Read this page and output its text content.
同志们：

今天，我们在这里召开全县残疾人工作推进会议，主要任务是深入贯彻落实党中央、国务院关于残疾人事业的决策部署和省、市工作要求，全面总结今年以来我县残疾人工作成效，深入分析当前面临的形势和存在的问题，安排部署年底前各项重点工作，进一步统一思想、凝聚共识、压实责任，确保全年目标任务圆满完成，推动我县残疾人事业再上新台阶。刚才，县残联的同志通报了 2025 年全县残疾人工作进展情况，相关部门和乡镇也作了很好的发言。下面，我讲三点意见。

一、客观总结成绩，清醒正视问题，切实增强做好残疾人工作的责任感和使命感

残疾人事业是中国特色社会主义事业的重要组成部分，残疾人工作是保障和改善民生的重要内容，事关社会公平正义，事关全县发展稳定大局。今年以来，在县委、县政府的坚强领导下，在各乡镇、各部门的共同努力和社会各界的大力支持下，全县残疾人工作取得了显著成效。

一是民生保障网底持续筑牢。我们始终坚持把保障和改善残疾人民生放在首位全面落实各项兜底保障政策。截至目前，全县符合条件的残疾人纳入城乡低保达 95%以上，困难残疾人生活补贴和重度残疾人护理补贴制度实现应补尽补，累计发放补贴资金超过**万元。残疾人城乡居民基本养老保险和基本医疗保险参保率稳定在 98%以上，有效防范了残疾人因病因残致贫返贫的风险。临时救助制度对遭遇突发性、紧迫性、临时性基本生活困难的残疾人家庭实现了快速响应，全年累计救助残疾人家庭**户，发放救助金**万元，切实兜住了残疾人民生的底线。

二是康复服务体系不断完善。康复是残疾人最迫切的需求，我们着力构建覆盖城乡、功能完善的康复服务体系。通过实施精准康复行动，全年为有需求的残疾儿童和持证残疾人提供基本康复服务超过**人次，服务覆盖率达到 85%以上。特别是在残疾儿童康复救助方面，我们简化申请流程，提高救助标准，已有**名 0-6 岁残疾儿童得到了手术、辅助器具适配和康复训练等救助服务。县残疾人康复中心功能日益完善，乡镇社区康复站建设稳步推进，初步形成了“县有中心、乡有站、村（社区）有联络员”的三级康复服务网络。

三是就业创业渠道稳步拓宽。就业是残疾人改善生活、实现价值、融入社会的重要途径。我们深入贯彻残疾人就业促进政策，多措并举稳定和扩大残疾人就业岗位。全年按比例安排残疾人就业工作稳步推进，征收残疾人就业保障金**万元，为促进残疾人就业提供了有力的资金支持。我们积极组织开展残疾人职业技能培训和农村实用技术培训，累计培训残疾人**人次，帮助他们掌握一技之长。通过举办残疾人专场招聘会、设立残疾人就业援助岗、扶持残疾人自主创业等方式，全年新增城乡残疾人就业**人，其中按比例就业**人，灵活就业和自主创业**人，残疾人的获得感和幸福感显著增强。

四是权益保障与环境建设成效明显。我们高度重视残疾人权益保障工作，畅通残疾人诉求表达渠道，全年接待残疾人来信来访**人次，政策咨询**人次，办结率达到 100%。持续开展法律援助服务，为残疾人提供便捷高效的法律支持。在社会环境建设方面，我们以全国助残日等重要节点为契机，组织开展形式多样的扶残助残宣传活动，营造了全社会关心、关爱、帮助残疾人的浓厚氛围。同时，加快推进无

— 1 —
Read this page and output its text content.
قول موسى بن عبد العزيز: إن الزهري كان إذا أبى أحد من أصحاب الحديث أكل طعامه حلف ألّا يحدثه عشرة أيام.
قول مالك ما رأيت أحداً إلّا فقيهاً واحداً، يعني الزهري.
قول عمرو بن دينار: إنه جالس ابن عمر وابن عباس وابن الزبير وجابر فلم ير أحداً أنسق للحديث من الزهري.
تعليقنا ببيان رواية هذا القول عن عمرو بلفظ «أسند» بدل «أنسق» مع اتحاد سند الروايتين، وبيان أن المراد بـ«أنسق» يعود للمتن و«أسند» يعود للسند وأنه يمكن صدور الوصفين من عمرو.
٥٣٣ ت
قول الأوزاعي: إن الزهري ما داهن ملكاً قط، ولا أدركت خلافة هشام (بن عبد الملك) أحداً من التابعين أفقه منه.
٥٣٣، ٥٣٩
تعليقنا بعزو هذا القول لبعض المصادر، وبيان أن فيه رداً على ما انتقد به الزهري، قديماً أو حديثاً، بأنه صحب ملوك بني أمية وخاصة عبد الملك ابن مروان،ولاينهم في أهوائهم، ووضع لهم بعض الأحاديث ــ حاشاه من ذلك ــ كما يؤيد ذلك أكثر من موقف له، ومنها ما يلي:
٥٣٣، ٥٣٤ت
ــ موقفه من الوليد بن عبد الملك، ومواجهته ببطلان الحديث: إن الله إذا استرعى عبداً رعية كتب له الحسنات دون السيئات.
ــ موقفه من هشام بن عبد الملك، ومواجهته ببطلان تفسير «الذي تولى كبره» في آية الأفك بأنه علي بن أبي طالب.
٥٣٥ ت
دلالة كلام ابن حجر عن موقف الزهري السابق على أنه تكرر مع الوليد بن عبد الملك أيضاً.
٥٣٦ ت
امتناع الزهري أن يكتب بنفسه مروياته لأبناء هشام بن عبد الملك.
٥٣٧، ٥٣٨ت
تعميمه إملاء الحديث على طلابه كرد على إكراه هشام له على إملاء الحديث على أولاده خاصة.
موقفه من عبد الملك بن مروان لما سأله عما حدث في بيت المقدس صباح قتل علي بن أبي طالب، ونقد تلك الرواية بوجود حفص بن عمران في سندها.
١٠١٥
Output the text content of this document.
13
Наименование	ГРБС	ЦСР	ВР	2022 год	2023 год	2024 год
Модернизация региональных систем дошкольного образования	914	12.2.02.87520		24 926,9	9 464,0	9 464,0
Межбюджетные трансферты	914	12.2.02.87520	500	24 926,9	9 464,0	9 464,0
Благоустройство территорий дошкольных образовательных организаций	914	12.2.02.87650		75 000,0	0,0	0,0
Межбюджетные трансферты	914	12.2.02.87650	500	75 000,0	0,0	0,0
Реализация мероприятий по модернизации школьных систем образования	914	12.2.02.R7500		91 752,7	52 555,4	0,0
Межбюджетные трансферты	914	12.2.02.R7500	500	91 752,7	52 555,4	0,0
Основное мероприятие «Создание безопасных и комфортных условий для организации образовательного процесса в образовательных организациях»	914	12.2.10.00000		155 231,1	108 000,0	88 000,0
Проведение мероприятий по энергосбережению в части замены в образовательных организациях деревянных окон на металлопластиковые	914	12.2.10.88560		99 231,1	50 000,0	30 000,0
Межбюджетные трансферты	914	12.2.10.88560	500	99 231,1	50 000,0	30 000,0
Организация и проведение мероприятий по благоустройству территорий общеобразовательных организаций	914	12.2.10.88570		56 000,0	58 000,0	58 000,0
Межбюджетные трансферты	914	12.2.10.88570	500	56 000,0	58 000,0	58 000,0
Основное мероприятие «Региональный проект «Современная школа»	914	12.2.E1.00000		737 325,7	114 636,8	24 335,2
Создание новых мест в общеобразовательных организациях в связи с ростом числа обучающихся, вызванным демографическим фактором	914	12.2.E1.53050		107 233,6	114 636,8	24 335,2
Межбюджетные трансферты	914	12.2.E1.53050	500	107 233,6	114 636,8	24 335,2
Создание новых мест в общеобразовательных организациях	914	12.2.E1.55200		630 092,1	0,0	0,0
------------------------------------------------------------------------
### [EXERCISE AIM]
Set down all of the data above, word for word.

### [TASK OUTPUT]
Read this page and output its text content.
同志们：

今天，我们在这里召开全县残疾人工作推进会议，主要任务是深入贯彻落实党中央、国务院关于残疾人事业的决策部署和省、市工作要求，全面总结今年以来我县残疾人工作成效，深入分析当前面临的形势和存在的问题，安排部署年底前各项重点工作，进一步统一思想、凝聚共识、压实责任，确保全年目标任务圆满完成，推动我县残疾人事业再上新台阶。刚才，县残联的同志通报了 2025 年全县残疾人工作进展情况，相关部门和乡镇也作了很好的发言。下面，我讲三点意见。

一、客观总结成绩，清醒正视问题，切实增强做好残疾人工作的责任感和使命感

残疾人事业是中国特色社会主义事业的重要组成部分，残疾人工作是保障和改善民生的重要内容，事关社会公平正义，事关全县发展稳定大局。今年以来，在县委、县政府的坚强领导下，在各乡镇、各部门的共同努力和社会各界的大力支持下，全县残疾人工作取得了显著成效。

一是民生保障网底持续筑牢。我们始终坚持把保障和改善残疾人民生放在首位全面落实各项兜底保障政策。截至目前，全县符合条件的残疾人纳入城乡低保达 95%以上，困难残疾人生活补贴和重度残疾人护理补贴制度实现应补尽补，累计发放补贴资金超过**万元。残疾人城乡居民基本养老保险和基本医疗保险参保率稳定在 98%以上，有效防范了残疾人因病因残致贫返贫的风险。临时救助制度对遭遇突发性、紧迫性、临时性基本生活困难的残疾人家庭实现了快速响应，全年累计救助残疾人家庭**户，发放救助金**万元，切实兜住了残疾人民生的底线。

二是康复服务体系不断完善。康复是残疾人最迫切的需求，我们着力构建覆盖城乡、功能完善的康复服务体系。通过实施精准康复行动，全年为有需求的残疾儿童和持证残疾人提供基本康复服务超过**人次，服务覆盖率达到 85%以上。特别是在残疾儿童康复救助方面，我们简化申请流程，提高救助标准，已有**名 0-6 岁残疾儿童得到了手术、辅助器具适配和康复训练等救助服务。县残疾人康复中心功能日益完善，乡镇社区康复站建设稳步推进，初步形成了“县有中心、乡有站、村（社区）有联络员”的三级康复服务网络。

三是就业创业渠道稳步拓宽。就业是残疾人改善生活、实现价值、融入社会的重要途径。我们深入贯彻残疾人就业促进政策，多措并举稳定和扩大残疾人就业岗位。全年按比例安排残疾人就业工作稳步推进，征收残疾人就业保障金**万元，为促进残疾人就业提供了有力的资金支持。我们积极组织开展残疾人职业技能培训和农村实用技术培训，累计培训残疾人**人次，帮助他们掌握一技之长。通过举办残疾人专场招聘会、设立残疾人就业援助岗、扶持残疾人自主创业等方式，全年新增城乡残疾人就业**人，其中按比例就业**人，灵活就业和自主创业**人，残疾人的获得感和幸福感显著增强。

四是权益保障与环境建设成效明显。我们高度重视残疾人权益保障工作，畅通残疾人诉求表达渠道，全年接待残疾人来信来访**人次，政策咨询**人次，办结率达到 100%。持续开展法律援助服务，为残疾人提供便捷高效的法律支持。在社会环境建设方面，我们以全国助残日等重要节点为契机，组织开展形式多样的扶残助残宣传活动，营造了全社会关心、关爱、帮助残疾人的浓厚氛围。同时，加快推进无

— 1 —
Read this page and output its text content.
قول موسى بن عبد العزيز: إن الزهري كان إذا أبى أحد من أصحاب الحديث أكل طعامه حلف ألّا يحدثه عشرة أيام.
قول مالك ما رأيت أحداً إلّا فقيهاً واحداً، يعني الزهري.
قول عمرو بن دينار: إنه جالس ابن عمر وابن عباس وابن الزبير وجابر فلم ير أحداً أنسق للحديث من الزهري.
تعليقنا ببيان رواية هذا القول عن عمرو بلفظ «أسند» بدل «أنسق» مع اتحاد سند الروايتين، وبيان أن المراد بـ«أنسق» يعود للمتن و«أسند» يعود للسند وأنه يمكن صدور الوصفين من عمرو.
٥٣٣ ت
قول الأوزاعي: إن الزهري ما داهن ملكاً قط، ولا أدركت خلافة هشام (بن عبد الملك) أحداً من التابعين أفقه منه.
٥٣٣، ٥٣٩
تعليقنا بعزو هذا القول لبعض المصادر، وبيان أن فيه رداً على ما انتقد به الزهري، قديماً أو حديثاً، بأنه صحب ملوك بني أمية وخاصة عبد الملك ابن مروان،ولاينهم في أهوائهم، ووضع لهم بعض الأحاديث ــ حاشاه من ذلك ــ كما يؤيد ذلك أكثر من موقف له، ومنها ما يلي:
٥٣٣، ٥٣٤ت
ــ موقفه من الوليد بن عبد الملك، ومواجهته ببطلان الحديث: إن الله إذا استرعى عبداً رعية كتب له الحسنات دون السيئات.
ــ موقفه من هشام بن عبد الملك، ومواجهته ببطلان تفسير «الذي تولى كبره» في آية الأفك بأنه علي بن أبي طالب.
٥٣٥ ت
دلالة كلام ابن حجر عن موقف الزهري السابق على أنه تكرر مع الوليد بن عبد الملك أيضاً.
٥٣٦ ت
امتناع الزهري أن يكتب بنفسه مروياته لأبناء هشام بن عبد الملك.
٥٣٧، ٥٣٨ت
تعميمه إملاء الحديث على طلابه كرد على إكراه هشام له على إملاء الحديث على أولاده خاصة.
موقفه من عبد الملك بن مروان لما سأله عما حدث في بيت المقدس صباح قتل علي بن أبي طالب، ونقد تلك الرواية بوجود حفص بن عمران في سندها.
١٠١٥
Output the text content of this document.
13
Наименование	ГРБС	ЦСР	ВР	2022 год	2023 год	2024 год
Модернизация региональных систем дошкольного образования	914	12.2.02.87520		24 926,9	9 464,0	9 464,0
Межбюджетные трансферты	914	12.2.02.87520	500	24 926,9	9 464,0	9 464,0
Благоустройство территорий дошкольных образовательных организаций	914	12.2.02.87650		75 000,0	0,0	0,0
Межбюджетные трансферты	914	12.2.02.87650	500	75 000,0	0,0	0,0
Реализация мероприятий по модернизации школьных систем образования	914	12.2.02.R7500		91 752,7	52 555,4	0,0
Межбюджетные трансферты	914	12.2.02.R7500	500	91 752,7	52 555,4	0,0
Основное мероприятие «Создание безопасных и комфортных условий для организации образовательного процесса в образовательных организациях»	914	12.2.10.00000		155 231,1	108 000,0	88 000,0
Проведение мероприятий по энергосбережению в части замены в образовательных организациях деревянных окон на металлопластиковые	914	12.2.10.88560		99 231,1	50 000,0	30 000,0
Межбюджетные трансферты	914	12.2.10.88560	500	99 231,1	50 000,0	30 000,0
Организация и проведение мероприятий по благоустройству территорий общеобразовательных организаций	914	12.2.10.88570		56 000,0	58 000,0	58 000,0
Межбюджетные трансферты	914	12.2.10.88570	500	56 000,0	58 000,0	58 000,0
Основное мероприятие «Региональный проект «Современная школа»	914	12.2.E1.00000		737 325,7	114 636,8	24 335,2
Создание новых мест в общеобразовательных организациях в связи с ростом числа обучающихся, вызванным демографическим фактором	914	12.2.E1.53050		107 233,6	114 636,8	24 335,2
Межбюджетные трансферты	914	12.2.E1.53050	500	107 233,6	114 636,8	24 335,2
Создание новых мест в общеобразовательных организациях	914	12.2.E1.55200		630 092,1	0,0	0,0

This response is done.